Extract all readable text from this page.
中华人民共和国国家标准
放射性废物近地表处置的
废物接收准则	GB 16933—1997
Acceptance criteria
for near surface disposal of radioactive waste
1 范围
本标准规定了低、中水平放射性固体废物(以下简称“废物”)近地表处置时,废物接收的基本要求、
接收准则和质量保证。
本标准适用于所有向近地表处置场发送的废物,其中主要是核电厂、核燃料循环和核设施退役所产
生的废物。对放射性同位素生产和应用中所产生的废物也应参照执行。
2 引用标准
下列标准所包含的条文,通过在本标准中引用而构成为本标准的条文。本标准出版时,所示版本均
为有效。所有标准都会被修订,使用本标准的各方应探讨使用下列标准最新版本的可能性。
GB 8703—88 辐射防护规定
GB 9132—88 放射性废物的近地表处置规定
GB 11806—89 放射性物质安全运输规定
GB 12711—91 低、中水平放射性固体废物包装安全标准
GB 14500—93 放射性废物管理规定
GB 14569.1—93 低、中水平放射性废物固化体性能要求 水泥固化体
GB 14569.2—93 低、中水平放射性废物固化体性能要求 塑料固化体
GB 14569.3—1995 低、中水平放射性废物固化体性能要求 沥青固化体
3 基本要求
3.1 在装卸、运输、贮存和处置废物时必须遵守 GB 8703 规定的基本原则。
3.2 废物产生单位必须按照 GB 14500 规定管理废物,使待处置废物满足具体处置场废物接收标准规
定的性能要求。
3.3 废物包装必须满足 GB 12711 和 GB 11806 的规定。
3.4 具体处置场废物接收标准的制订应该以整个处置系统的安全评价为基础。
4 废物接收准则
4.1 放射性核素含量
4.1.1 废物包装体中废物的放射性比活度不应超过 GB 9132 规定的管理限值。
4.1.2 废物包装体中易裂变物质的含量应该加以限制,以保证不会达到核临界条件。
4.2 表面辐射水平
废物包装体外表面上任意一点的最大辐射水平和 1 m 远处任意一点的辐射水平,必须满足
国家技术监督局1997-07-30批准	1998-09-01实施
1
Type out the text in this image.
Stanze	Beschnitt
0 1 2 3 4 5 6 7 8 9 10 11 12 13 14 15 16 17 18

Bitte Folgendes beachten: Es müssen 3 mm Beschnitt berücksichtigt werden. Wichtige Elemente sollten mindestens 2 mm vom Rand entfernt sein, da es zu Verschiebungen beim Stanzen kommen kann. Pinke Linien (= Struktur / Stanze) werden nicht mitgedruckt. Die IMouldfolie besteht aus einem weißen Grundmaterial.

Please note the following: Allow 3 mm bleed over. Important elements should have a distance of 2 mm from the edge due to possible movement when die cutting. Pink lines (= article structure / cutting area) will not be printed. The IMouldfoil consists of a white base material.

◇ ◇ ◇ ◇ ◇

Count up every line above that has the word "from" in it; answer with the number alone.

2